- [WHAT TO DO]:
From the entries that follow, list every line in which the string "Search" appears.

————

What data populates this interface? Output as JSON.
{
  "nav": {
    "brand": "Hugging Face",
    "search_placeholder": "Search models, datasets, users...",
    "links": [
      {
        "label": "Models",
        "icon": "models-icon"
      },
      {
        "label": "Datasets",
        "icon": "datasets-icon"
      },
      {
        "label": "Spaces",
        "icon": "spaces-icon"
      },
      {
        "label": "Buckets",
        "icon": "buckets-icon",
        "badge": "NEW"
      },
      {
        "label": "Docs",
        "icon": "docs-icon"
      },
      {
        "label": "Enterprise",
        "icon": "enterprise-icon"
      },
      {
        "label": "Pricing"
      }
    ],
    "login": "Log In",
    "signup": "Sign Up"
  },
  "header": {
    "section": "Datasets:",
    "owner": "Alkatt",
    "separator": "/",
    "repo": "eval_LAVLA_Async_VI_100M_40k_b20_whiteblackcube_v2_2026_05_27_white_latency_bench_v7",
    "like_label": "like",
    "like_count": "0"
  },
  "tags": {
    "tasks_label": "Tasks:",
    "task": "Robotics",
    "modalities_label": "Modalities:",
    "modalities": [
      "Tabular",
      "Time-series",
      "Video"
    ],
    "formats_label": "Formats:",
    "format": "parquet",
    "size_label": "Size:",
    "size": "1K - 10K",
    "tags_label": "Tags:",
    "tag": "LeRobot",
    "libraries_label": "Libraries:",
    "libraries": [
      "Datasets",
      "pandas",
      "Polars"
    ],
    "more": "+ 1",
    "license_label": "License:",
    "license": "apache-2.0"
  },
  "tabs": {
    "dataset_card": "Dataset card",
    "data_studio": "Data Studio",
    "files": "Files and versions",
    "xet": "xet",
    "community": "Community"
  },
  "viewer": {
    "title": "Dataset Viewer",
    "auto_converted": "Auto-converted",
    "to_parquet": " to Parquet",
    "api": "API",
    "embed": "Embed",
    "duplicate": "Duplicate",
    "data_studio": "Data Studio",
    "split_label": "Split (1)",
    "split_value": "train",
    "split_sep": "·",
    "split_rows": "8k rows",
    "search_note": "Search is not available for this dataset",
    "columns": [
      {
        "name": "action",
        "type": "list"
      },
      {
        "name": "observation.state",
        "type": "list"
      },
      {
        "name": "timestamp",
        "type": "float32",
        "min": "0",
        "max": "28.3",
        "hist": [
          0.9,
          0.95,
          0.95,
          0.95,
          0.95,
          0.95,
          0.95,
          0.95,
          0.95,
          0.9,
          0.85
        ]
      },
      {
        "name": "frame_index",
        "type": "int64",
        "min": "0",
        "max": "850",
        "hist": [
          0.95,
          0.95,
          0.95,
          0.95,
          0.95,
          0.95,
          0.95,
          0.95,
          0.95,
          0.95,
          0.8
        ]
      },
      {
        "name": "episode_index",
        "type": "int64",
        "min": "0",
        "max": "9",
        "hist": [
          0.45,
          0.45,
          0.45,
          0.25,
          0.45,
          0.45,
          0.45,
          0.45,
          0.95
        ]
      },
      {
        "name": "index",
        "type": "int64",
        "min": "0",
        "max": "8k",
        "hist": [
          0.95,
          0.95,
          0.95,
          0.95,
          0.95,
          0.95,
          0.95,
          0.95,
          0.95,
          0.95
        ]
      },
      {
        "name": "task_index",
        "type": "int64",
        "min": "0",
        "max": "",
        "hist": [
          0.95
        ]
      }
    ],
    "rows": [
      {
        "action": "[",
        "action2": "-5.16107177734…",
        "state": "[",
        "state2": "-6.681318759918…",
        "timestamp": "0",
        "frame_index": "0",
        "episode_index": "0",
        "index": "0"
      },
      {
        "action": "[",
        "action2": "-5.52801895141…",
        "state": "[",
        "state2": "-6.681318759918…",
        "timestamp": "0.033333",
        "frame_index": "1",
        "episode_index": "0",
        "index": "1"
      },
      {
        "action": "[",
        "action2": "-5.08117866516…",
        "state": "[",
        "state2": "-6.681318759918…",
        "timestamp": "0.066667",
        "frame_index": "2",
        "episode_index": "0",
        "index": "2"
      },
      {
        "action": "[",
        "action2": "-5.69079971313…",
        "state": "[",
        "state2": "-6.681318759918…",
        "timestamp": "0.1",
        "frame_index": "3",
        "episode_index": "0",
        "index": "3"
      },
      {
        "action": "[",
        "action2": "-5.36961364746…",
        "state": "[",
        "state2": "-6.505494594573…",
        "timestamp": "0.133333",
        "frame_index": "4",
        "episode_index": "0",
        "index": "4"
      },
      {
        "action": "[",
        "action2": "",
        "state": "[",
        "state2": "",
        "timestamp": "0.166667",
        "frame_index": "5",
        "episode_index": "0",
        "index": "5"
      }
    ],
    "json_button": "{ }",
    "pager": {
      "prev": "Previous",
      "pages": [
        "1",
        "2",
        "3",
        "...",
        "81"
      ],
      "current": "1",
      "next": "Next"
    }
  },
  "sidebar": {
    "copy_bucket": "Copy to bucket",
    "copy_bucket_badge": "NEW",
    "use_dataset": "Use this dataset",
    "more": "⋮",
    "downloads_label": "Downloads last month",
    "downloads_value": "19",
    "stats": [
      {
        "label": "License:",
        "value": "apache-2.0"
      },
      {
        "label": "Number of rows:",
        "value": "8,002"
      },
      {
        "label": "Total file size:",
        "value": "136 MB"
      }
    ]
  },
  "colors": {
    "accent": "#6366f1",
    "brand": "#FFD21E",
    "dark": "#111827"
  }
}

————

- [SOLVED EXERCISE]:
    "search_placeholder": "Search models, datasets, users...",
    "search_note": "Search is not available for this dataset",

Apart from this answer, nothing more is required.